**Exercise instructions:**
Repeat each entry exactly and drop the pictures.

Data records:
----

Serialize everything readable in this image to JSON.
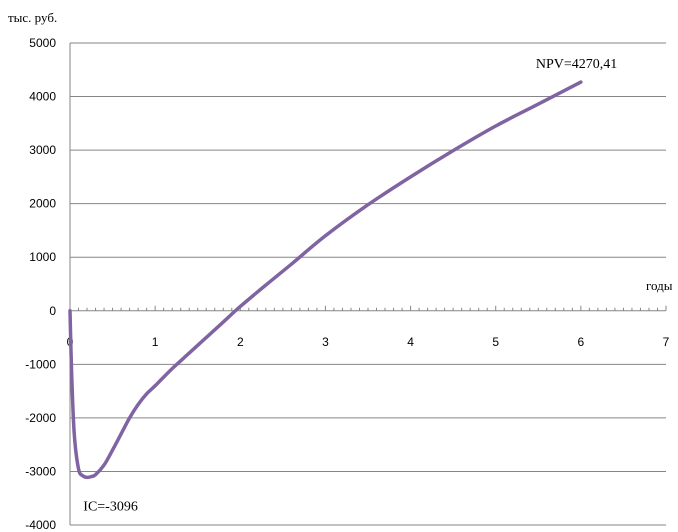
{
  "chart_data": {
    "type": "line",
    "ylabel": "тыс. руб.",
    "xlabel": "годы",
    "xlim": [
      0,
      7
    ],
    "ylim": [
      -4000,
      5000
    ],
    "x_ticks": [
      0,
      1,
      2,
      3,
      4,
      5,
      6,
      7
    ],
    "y_ticks": [
      -4000,
      -3000,
      -2000,
      -1000,
      0,
      1000,
      2000,
      3000,
      4000,
      5000
    ],
    "grid": true,
    "series": [
      {
        "color": "#8064a2",
        "x": [
          0,
          0.02,
          0.05,
          0.1,
          0.15,
          0.2,
          0.25,
          0.3,
          0.4,
          0.5,
          0.6,
          0.7,
          0.8,
          0.9,
          1.0,
          1.2,
          1.4,
          1.6,
          1.8,
          2.0,
          2.3,
          2.6,
          3.0,
          3.5,
          4.0,
          4.5,
          5.0,
          5.5,
          6.0
        ],
        "y": [
          0,
          -1200,
          -2300,
          -2950,
          -3080,
          -3110,
          -3096,
          -3060,
          -2880,
          -2600,
          -2300,
          -2000,
          -1750,
          -1550,
          -1400,
          -1080,
          -790,
          -500,
          -210,
          80,
          480,
          870,
          1400,
          1980,
          2500,
          2990,
          3450,
          3860,
          4270.41
        ]
      }
    ],
    "annotations": [
      {
        "text": "NPV=4270,41",
        "x": 6.0,
        "y": 4270.41
      },
      {
        "text": "IC=-3096",
        "x": 0.25,
        "y": -3096
      }
    ]
  }
}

----

**Result for this exercise:**
Serialize everything readable in this image to JSON.
{
  "chart_data": {
    "type": "line",
    "ylabel": "тыс. руб.",
    "xlabel": "годы",
    "xlim": [
      0,
      7
    ],
    "ylim": [
      -4000,
      5000
    ],
    "x_ticks": [
      0,
      1,
      2,
      3,
      4,
      5,
      6,
      7
    ],
    "y_ticks": [
      -4000,
      -3000,
      -2000,
      -1000,
      0,
      1000,
      2000,
      3000,
      4000,
      5000
    ],
    "grid": true,
    "series": [
      {
        "color": "#8064a2",
        "x": [
          0,
          0.02,
          0.05,
          0.1,
          0.15,
          0.2,
          0.25,
          0.3,
          0.4,
          0.5,
          0.6,
          0.7,
          0.8,
          0.9,
          1.0,
          1.2,
          1.4,
          1.6,
          1.8,
          2.0,
          2.3,
          2.6,
          3.0,
          3.5,
          4.0,
          4.5,
          5.0,
          5.5,
          6.0
        ],
        "y": [
          0,
          -1200,
          -2300,
          -2950,
          -3080,
          -3110,
          -3096,
          -3060,
          -2880,
          -2600,
          -2300,
          -2000,
          -1750,
          -1550,
          -1400,
          -1080,
          -790,
          -500,
          -210,
          80,
          480,
          870,
          1400,
          1980,
          2500,
          2990,
          3450,
          3860,
          4270.41
        ]
      }
    ],
    "annotations": [
      {
        "text": "NPV=4270,41",
        "x": 6.0,
        "y": 4270.41
      },
      {
        "text": "IC=-3096",
        "x": 0.25,
        "y": -3096
      }
    ]
  }
}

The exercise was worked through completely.